** SHORT PROBLEM **
Copy out all lines that carry the word "Уровень".

(A run of records)
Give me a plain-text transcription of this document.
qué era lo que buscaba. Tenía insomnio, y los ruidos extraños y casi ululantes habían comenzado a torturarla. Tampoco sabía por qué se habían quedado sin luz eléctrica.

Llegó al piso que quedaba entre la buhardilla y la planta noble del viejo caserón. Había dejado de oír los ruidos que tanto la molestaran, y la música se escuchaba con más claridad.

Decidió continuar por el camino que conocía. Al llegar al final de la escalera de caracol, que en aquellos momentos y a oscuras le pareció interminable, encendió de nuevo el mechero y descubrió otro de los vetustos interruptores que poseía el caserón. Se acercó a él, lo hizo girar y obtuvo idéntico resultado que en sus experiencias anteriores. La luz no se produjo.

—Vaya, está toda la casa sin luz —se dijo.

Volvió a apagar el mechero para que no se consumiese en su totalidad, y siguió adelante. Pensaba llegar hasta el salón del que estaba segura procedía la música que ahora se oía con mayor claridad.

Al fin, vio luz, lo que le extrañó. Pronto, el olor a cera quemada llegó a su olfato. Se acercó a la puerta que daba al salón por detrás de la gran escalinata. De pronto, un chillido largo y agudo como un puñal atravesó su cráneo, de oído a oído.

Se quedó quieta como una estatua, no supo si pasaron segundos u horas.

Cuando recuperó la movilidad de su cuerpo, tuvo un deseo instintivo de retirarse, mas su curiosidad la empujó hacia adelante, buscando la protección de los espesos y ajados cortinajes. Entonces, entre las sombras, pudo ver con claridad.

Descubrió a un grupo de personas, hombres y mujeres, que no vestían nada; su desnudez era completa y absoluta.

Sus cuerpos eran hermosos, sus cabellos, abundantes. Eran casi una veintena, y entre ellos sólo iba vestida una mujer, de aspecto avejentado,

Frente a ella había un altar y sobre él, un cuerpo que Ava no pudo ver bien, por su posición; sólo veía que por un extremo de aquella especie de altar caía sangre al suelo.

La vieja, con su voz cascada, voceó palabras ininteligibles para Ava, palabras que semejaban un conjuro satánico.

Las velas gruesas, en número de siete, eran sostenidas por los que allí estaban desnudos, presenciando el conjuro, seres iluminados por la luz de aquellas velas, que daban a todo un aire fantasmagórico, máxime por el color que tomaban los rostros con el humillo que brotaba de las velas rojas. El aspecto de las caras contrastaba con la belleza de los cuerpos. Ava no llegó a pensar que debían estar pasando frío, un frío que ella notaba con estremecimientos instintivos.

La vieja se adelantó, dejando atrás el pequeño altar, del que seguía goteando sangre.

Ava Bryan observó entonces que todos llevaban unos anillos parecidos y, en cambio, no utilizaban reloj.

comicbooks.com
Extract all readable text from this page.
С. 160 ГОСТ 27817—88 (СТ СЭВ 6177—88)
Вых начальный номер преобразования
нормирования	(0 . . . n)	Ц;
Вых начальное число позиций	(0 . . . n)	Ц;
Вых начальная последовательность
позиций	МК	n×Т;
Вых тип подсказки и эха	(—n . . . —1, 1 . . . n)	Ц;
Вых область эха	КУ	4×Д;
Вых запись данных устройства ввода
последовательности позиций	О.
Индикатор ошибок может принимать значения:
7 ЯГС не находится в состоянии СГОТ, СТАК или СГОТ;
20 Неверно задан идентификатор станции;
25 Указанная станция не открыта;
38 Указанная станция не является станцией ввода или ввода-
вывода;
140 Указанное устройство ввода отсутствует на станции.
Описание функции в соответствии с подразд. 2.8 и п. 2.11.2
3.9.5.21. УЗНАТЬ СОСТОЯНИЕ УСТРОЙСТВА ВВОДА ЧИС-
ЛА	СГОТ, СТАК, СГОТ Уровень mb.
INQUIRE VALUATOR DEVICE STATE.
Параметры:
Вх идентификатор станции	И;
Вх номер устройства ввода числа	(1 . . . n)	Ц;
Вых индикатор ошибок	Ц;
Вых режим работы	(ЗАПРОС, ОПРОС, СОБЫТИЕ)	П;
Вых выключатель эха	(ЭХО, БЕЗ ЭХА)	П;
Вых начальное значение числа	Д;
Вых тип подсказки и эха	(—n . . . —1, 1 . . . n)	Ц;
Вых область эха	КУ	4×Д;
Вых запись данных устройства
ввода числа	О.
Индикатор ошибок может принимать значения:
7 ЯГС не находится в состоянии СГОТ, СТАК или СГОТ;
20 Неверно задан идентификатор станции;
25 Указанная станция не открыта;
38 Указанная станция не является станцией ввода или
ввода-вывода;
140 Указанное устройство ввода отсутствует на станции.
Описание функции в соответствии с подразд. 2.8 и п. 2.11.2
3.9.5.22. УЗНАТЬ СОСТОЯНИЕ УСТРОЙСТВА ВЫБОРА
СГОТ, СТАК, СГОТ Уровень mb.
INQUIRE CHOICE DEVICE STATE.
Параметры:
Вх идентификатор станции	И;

** THE RESPONSE **
ЛА	СГОТ, СТАК, СГОТ Уровень mb.
СГОТ, СТАК, СГОТ Уровень mb.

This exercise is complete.